### GOAL
Find the number of lines in these records where the word "Holden" appears. Reply with that number and nothing more.

### EXERCISE DATA

....................

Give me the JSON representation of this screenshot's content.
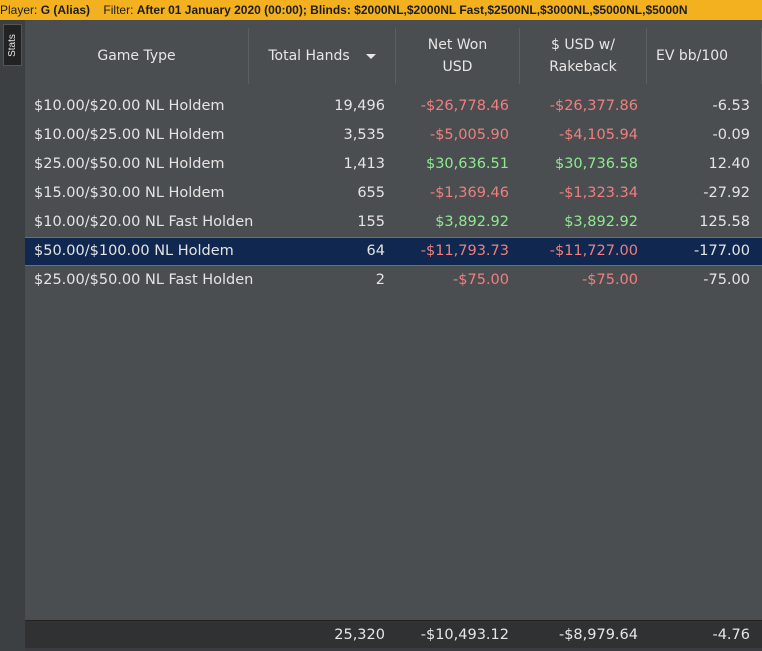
{
  "filter_bar": {
    "player_label": "Player:",
    "player_value": "G (Alias)",
    "filter_label": "Filter:",
    "filter_value": "After 01 January 2020 (00:00); Blinds: $2000NL,$2000NL Fast,$2500NL,$3000NL,$5000NL,$5000N"
  },
  "side_tab": {
    "label": "Stats"
  },
  "table": {
    "columns": [
      {
        "label": "Game Type"
      },
      {
        "label": "Total Hands"
      },
      {
        "label": "Net Won\nUSD"
      },
      {
        "label": "$ USD w/\nRakeback"
      },
      {
        "label": "EV bb/100"
      }
    ],
    "sort_column": "Total Hands",
    "rows": [
      {
        "game": "$10.00/$20.00 NL Holdem",
        "hands": "19,496",
        "net": "-$26,778.46",
        "usd_rb": "-$26,377.86",
        "ev": "-6.53",
        "sign": "neg"
      },
      {
        "game": "$10.00/$25.00 NL Holdem",
        "hands": "3,535",
        "net": "-$5,005.90",
        "usd_rb": "-$4,105.94",
        "ev": "-0.09",
        "sign": "neg"
      },
      {
        "game": "$25.00/$50.00 NL Holdem",
        "hands": "1,413",
        "net": "$30,636.51",
        "usd_rb": "$30,736.58",
        "ev": "12.40",
        "sign": "pos"
      },
      {
        "game": "$15.00/$30.00 NL Holdem",
        "hands": "655",
        "net": "-$1,369.46",
        "usd_rb": "-$1,323.34",
        "ev": "-27.92",
        "sign": "neg"
      },
      {
        "game": "$10.00/$20.00 NL Fast Holden",
        "hands": "155",
        "net": "$3,892.92",
        "usd_rb": "$3,892.92",
        "ev": "125.58",
        "sign": "pos"
      },
      {
        "game": "$50.00/$100.00 NL Holdem",
        "hands": "64",
        "net": "-$11,793.73",
        "usd_rb": "-$11,727.00",
        "ev": "-177.00",
        "sign": "neg",
        "selected": true
      },
      {
        "game": "$25.00/$50.00 NL Fast Holden",
        "hands": "2",
        "net": "-$75.00",
        "usd_rb": "-$75.00",
        "ev": "-75.00",
        "sign": "neg"
      }
    ],
    "totals": {
      "hands": "25,320",
      "net": "-$10,493.12",
      "usd_rb": "-$8,979.64",
      "ev": "-4.76"
    }
  },
  "colors": {
    "filter_bar_bg": "#f3b11f",
    "negative": "#f07f7f",
    "positive": "#8fea8f",
    "selected_row": "#10284f"
  }
}
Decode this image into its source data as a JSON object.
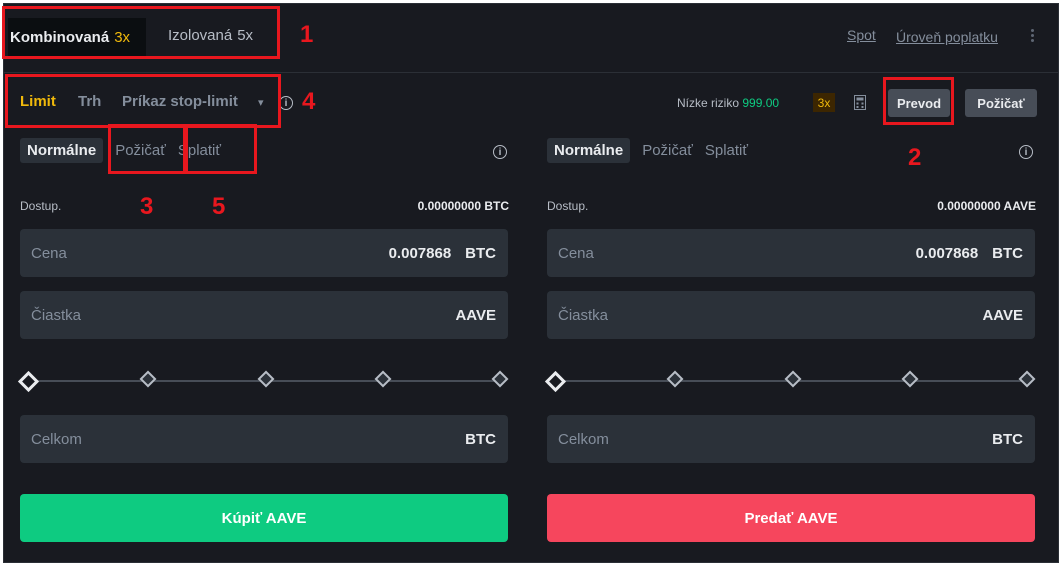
{
  "header": {
    "tab_cross": {
      "label": "Kombinovaná",
      "mult": "3x"
    },
    "tab_isolated": {
      "label": "Izolovaná",
      "mult": "5x"
    },
    "spot_link": "Spot",
    "fee_link": "Úroveň poplatku"
  },
  "order_types": {
    "limit": "Limit",
    "market": "Trh",
    "stop_limit": "Príkaz stop-limit",
    "dropdown_arrow": "▾"
  },
  "risk": {
    "label": "Nízke riziko",
    "value": "999.00",
    "leverage": "3x"
  },
  "buttons": {
    "transfer": "Prevod",
    "borrow": "Požičať"
  },
  "buy": {
    "tabs": [
      "Normálne",
      "Požičať",
      "Splatiť"
    ],
    "available_label": "Dostup.",
    "available_value": "0.00000000 BTC",
    "price_label": "Cena",
    "price_value": "0.007868",
    "price_unit": "BTC",
    "amount_label": "Čiastka",
    "amount_unit": "AAVE",
    "total_label": "Celkom",
    "total_unit": "BTC",
    "action": "Kúpiť AAVE",
    "action_color": "#0ecb81"
  },
  "sell": {
    "tabs": [
      "Normálne",
      "Požičať",
      "Splatiť"
    ],
    "available_label": "Dostup.",
    "available_value": "0.00000000 AAVE",
    "price_label": "Cena",
    "price_value": "0.007868",
    "price_unit": "BTC",
    "amount_label": "Čiastka",
    "amount_unit": "AAVE",
    "total_label": "Celkom",
    "total_unit": "BTC",
    "action": "Predať AAVE",
    "action_color": "#f6465d"
  },
  "annotations": [
    "1",
    "2",
    "3",
    "4",
    "5"
  ],
  "colors": {
    "accent": "#f0b90b",
    "annotation": "#e8171e",
    "background": "#181a20"
  }
}
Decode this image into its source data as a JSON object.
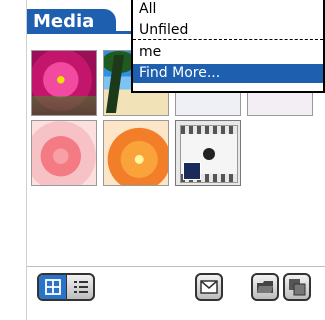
{
  "app": {
    "title": "Media"
  },
  "category_menu": {
    "items": [
      {
        "label": "All"
      },
      {
        "label": "Unfiled"
      },
      {
        "label": "me"
      },
      {
        "label": "Find More..."
      }
    ]
  },
  "toolbar": {
    "view_icons": [
      "grid-view-icon",
      "list-view-icon"
    ],
    "buttons": [
      "mail-icon",
      "folder-icon",
      "copy-icon"
    ]
  },
  "colors": {
    "accent": "#1f5fb0",
    "selected": "#1f5fb0"
  }
}
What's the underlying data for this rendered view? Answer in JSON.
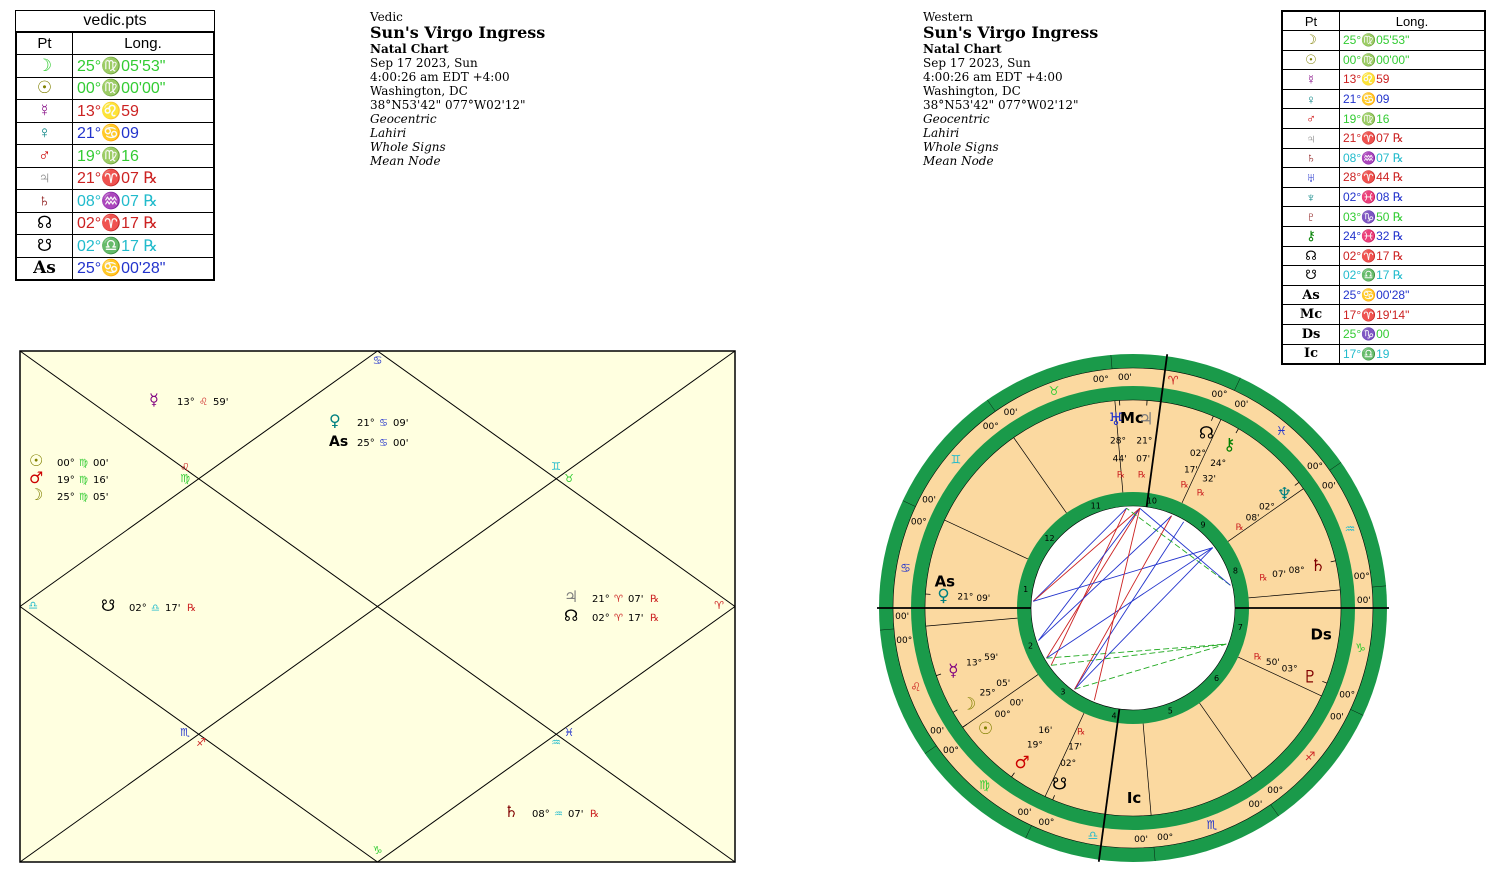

....................

### RESULT BELOW
2